BRIEF: Find each line containing the string "timeline". Copy it.
── DATA PROVIDED ──
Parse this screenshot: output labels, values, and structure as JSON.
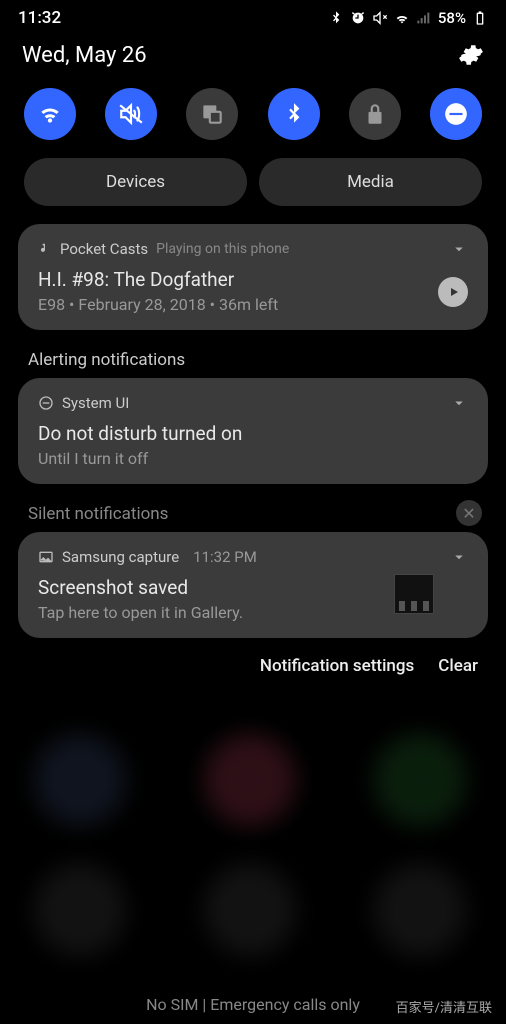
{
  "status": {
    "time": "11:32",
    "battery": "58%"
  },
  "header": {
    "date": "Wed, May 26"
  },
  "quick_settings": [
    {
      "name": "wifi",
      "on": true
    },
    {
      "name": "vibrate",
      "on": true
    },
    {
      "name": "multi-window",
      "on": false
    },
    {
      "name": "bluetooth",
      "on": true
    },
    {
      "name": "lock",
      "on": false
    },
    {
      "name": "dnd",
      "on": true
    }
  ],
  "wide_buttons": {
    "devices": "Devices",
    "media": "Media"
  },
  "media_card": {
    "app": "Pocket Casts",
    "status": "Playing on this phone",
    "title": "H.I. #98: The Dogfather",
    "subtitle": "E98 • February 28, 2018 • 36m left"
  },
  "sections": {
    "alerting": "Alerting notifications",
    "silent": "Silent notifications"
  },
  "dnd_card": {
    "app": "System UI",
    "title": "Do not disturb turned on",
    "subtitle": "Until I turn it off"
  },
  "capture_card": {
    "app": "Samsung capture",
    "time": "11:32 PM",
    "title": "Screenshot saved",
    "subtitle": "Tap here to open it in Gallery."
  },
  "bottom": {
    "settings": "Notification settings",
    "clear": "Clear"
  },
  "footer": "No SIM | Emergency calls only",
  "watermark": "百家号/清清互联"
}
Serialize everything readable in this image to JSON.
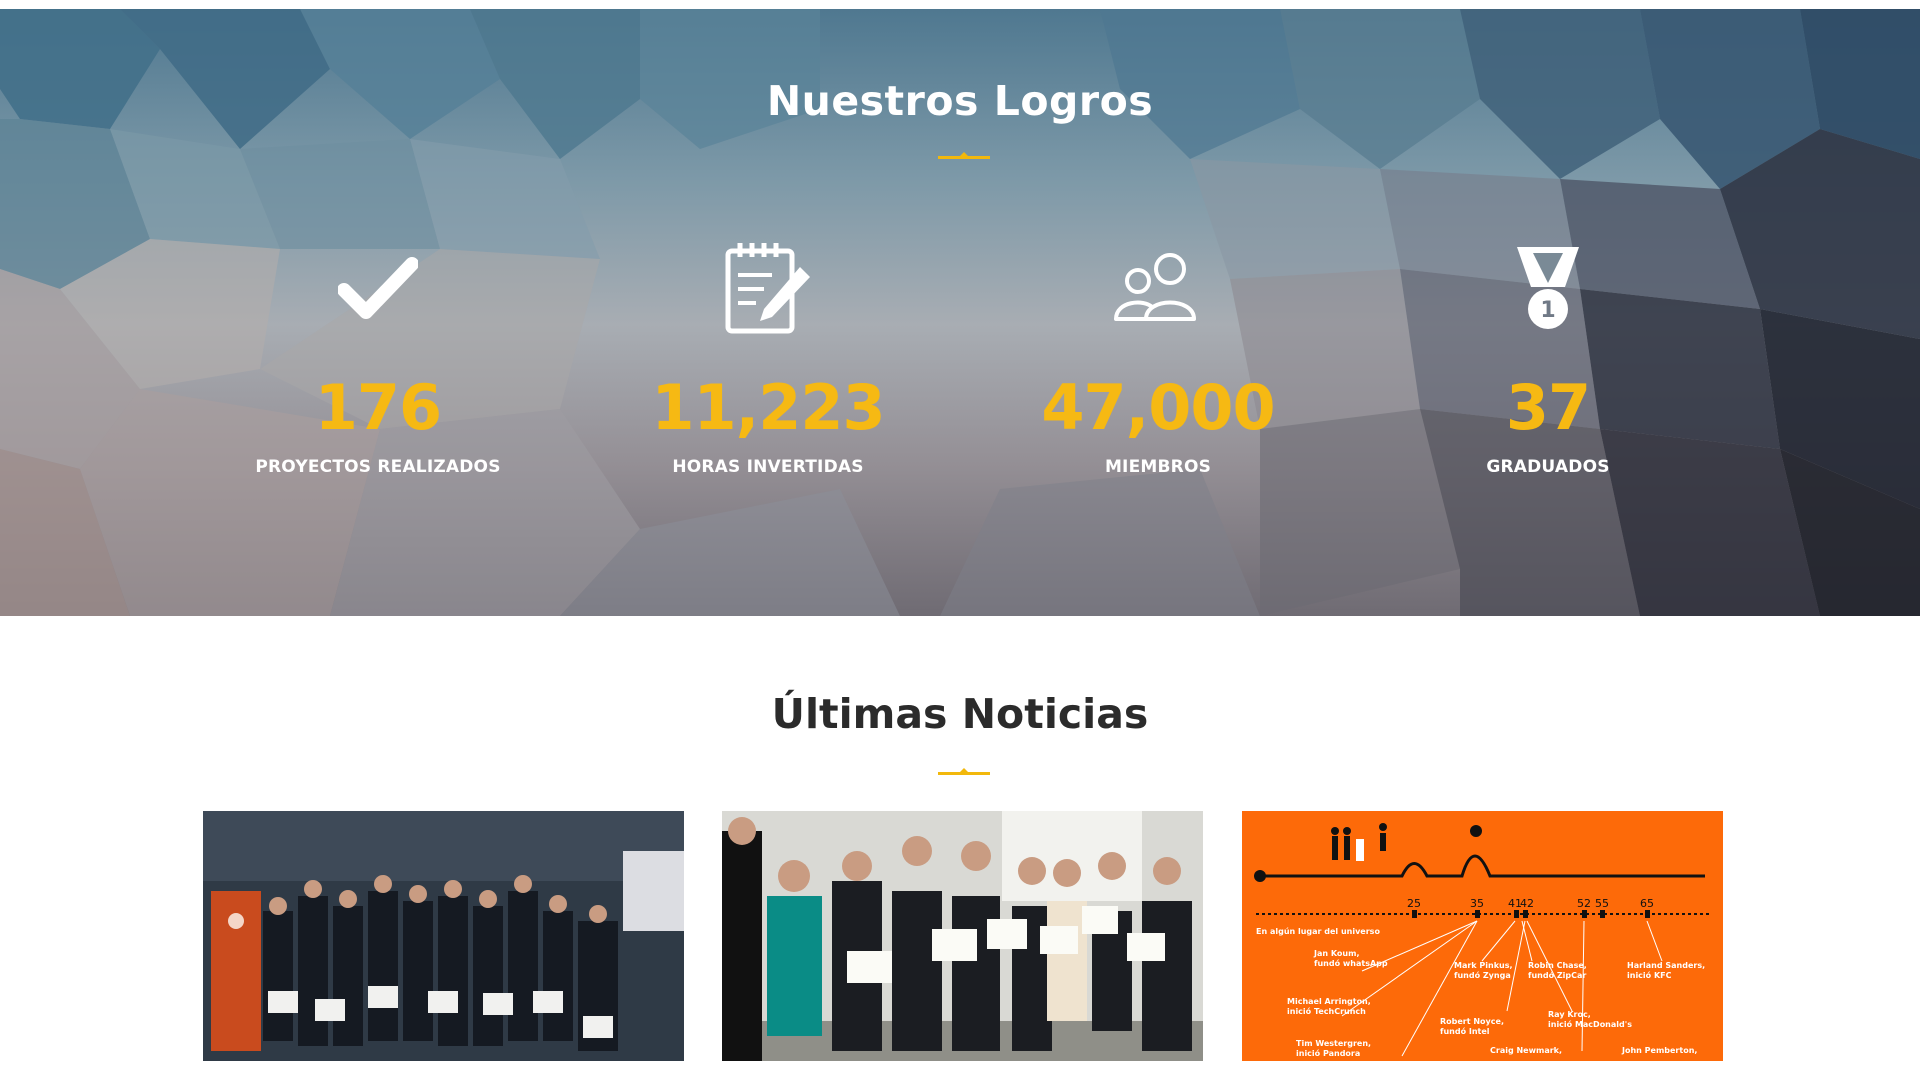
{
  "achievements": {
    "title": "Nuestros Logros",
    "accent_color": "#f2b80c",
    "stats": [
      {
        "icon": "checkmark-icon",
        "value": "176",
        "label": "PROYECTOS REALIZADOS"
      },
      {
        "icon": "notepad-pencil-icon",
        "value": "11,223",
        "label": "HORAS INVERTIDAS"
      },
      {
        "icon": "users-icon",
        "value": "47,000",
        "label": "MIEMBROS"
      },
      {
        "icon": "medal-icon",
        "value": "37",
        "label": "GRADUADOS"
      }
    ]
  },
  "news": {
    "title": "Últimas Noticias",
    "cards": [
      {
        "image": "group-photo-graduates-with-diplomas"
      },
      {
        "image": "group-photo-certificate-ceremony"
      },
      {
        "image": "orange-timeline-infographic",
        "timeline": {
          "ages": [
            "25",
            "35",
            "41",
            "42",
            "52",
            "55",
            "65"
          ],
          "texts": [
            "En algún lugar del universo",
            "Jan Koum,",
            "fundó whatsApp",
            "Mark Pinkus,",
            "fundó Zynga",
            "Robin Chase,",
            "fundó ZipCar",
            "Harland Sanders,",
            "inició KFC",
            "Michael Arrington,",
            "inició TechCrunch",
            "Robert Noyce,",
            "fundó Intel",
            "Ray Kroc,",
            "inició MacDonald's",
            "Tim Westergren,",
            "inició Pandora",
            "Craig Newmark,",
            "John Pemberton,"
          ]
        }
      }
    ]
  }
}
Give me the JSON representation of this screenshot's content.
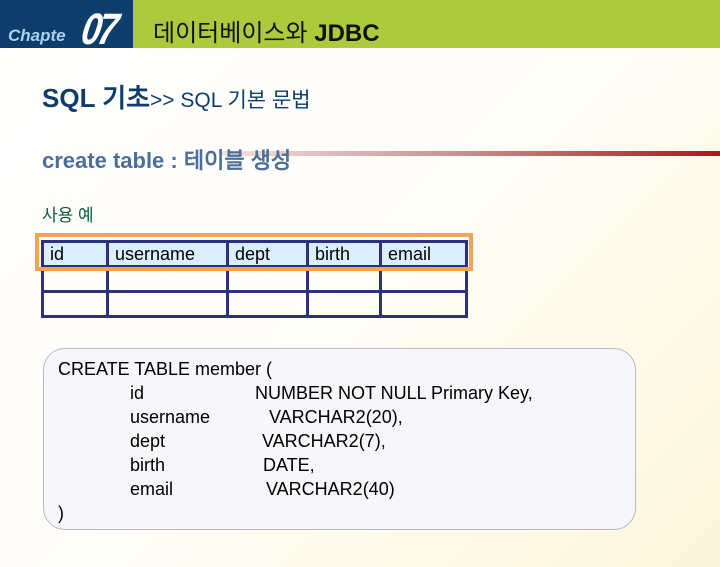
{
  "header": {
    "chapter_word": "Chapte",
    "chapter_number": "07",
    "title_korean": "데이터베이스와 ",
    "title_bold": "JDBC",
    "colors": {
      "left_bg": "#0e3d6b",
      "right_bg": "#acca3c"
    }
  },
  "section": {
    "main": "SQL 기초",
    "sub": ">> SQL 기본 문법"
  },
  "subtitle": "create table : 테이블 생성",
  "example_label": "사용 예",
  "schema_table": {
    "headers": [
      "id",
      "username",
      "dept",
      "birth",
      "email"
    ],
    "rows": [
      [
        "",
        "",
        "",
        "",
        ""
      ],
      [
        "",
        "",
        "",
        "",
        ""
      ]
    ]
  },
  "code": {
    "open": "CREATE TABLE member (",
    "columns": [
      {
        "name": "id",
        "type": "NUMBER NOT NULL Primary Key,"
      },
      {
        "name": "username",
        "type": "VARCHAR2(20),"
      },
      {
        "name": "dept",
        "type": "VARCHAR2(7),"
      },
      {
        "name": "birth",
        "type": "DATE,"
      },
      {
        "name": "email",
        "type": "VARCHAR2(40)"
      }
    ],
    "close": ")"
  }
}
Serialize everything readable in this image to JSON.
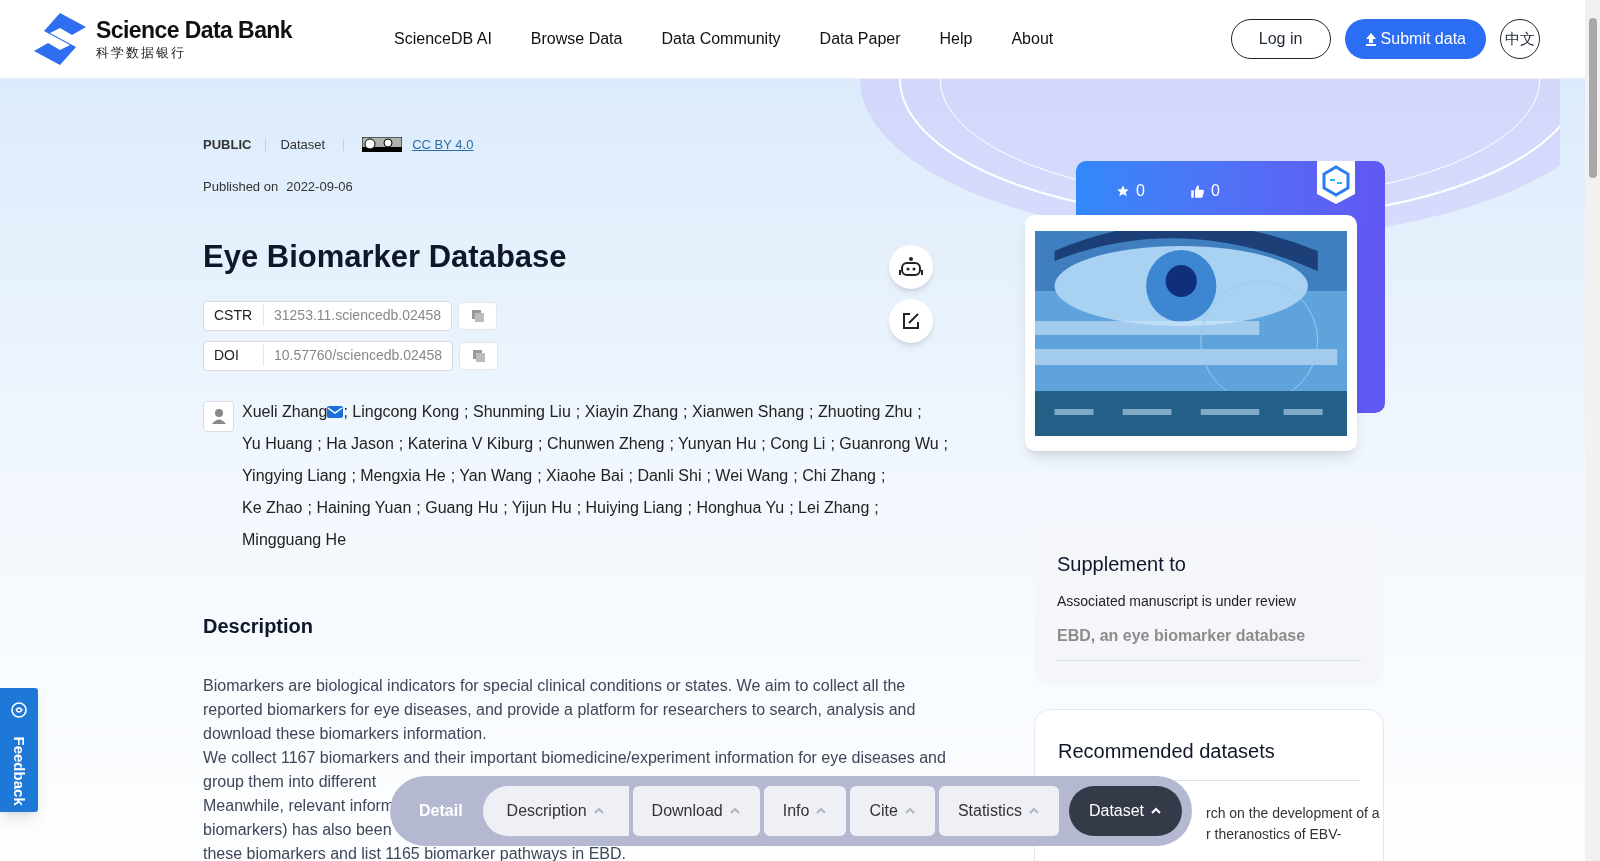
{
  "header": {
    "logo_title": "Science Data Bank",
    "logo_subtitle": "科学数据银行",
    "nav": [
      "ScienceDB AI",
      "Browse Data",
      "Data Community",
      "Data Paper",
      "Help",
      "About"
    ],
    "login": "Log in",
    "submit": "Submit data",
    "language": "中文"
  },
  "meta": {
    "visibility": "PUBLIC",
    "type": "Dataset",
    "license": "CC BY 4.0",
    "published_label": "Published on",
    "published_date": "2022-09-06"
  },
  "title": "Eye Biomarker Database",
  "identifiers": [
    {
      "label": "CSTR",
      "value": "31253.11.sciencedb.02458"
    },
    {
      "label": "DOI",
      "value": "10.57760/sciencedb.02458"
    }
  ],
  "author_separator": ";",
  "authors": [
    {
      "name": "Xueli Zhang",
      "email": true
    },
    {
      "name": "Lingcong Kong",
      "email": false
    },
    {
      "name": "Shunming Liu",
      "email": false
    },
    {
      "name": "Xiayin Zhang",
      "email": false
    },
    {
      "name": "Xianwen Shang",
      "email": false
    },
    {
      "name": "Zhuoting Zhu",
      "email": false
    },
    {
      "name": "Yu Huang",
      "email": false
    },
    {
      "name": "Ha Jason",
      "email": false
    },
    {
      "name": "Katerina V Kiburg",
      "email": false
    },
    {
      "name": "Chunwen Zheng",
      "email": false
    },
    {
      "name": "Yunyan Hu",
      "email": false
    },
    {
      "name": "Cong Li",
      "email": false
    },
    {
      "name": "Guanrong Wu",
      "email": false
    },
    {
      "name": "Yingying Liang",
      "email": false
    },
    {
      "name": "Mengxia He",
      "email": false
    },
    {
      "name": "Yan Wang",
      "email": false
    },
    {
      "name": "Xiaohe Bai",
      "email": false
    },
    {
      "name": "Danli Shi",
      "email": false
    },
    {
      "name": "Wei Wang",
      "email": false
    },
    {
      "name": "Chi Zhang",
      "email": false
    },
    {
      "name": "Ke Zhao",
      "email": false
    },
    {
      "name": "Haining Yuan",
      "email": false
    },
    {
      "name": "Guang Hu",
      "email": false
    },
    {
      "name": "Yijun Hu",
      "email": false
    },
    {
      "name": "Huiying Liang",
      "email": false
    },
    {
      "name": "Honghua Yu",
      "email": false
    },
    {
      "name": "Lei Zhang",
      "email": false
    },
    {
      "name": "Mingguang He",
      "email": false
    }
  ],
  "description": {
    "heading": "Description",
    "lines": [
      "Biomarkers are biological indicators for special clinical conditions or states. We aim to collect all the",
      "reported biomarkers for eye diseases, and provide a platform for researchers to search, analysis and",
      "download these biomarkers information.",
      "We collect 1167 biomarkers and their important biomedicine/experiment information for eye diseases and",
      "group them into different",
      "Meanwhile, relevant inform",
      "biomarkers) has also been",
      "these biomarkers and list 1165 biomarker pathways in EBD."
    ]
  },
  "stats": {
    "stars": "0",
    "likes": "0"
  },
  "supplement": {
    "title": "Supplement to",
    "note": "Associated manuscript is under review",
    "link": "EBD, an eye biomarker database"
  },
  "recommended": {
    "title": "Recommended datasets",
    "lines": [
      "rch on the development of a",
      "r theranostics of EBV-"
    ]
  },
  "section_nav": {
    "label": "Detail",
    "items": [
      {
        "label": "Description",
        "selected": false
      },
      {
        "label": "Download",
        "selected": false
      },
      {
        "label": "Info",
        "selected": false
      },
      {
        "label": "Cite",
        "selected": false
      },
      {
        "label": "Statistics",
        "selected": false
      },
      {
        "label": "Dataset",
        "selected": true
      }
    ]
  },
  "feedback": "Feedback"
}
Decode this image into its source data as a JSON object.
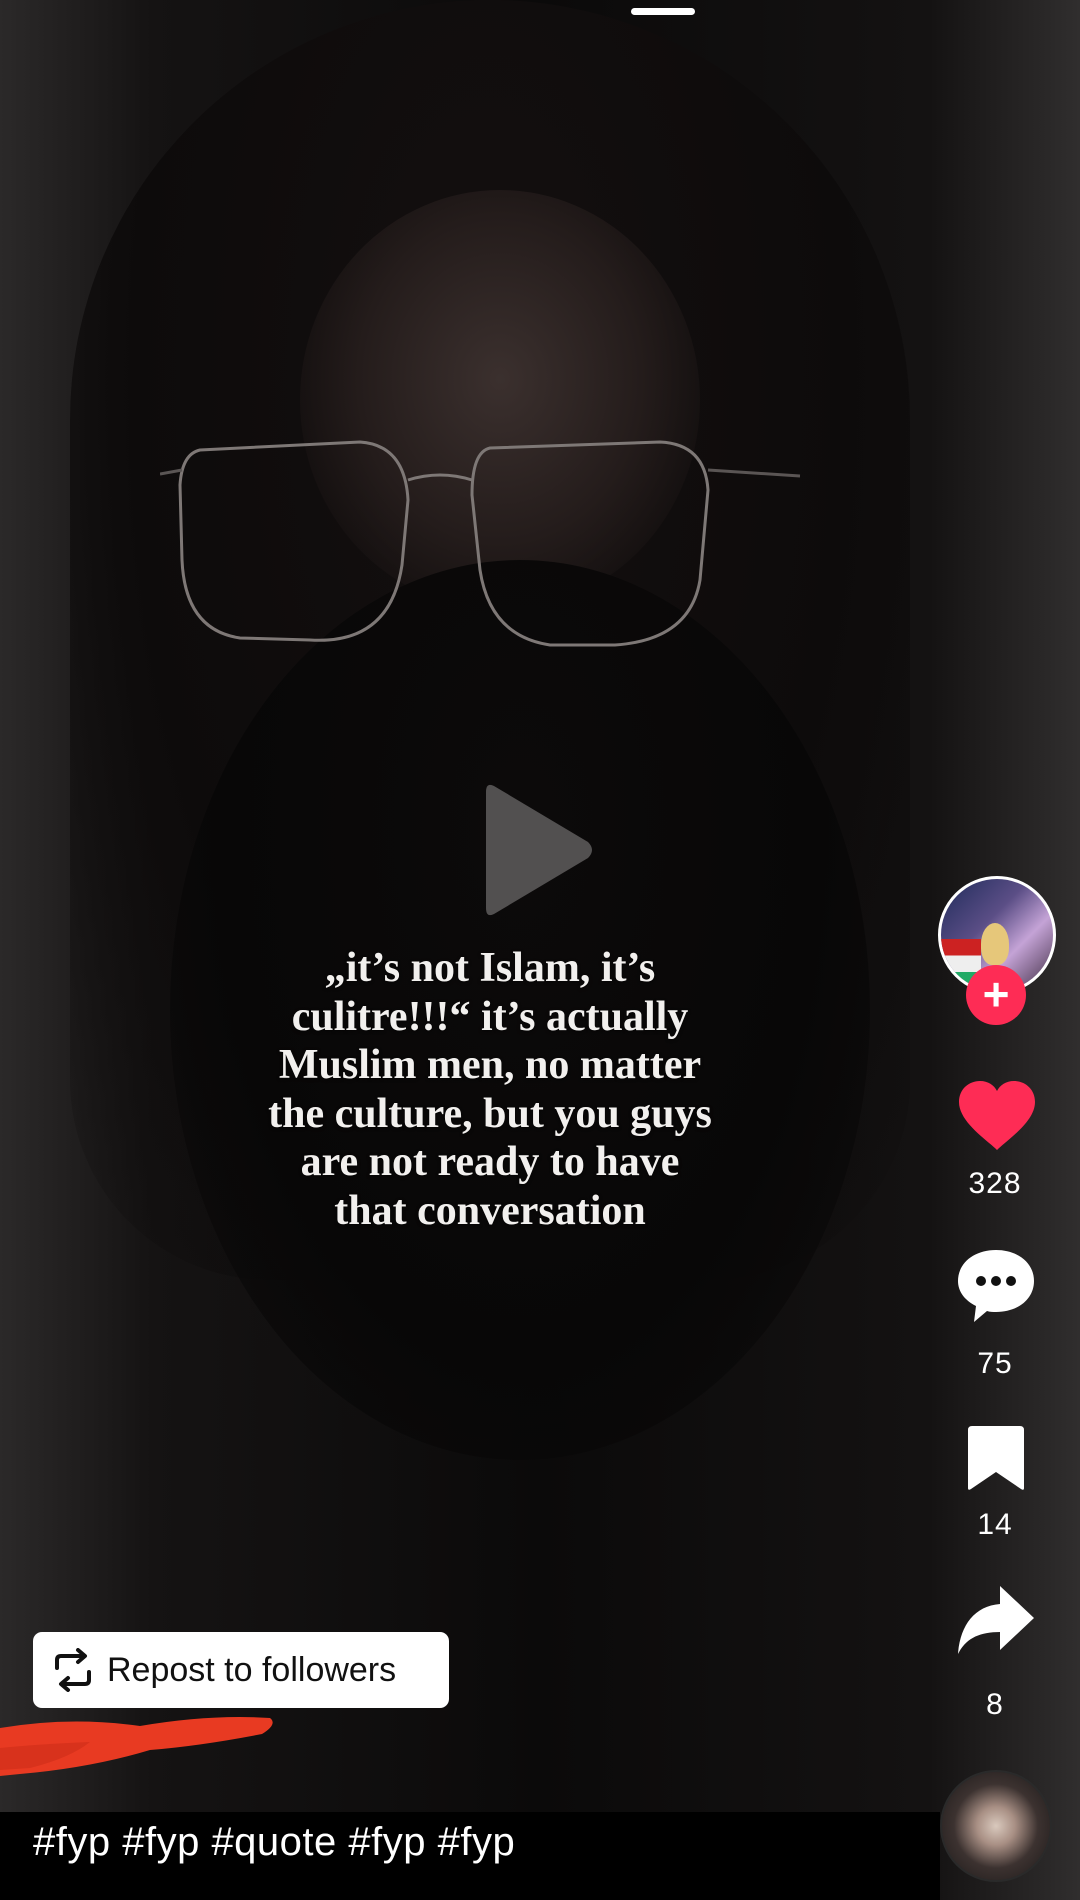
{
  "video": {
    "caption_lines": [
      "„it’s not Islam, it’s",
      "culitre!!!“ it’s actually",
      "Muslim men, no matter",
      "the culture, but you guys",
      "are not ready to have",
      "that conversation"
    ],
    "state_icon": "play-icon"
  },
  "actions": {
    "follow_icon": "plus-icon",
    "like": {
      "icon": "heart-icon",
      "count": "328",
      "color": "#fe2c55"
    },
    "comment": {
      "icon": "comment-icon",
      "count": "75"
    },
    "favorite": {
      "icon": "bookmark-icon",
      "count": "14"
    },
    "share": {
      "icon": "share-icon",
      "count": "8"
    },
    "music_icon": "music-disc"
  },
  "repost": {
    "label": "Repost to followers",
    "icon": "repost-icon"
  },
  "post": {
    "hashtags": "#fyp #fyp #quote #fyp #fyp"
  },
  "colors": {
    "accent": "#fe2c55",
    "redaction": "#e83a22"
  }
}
───
COMPLETED TASK:
        "image": "orange-timeline-infographic",
        "timeline": {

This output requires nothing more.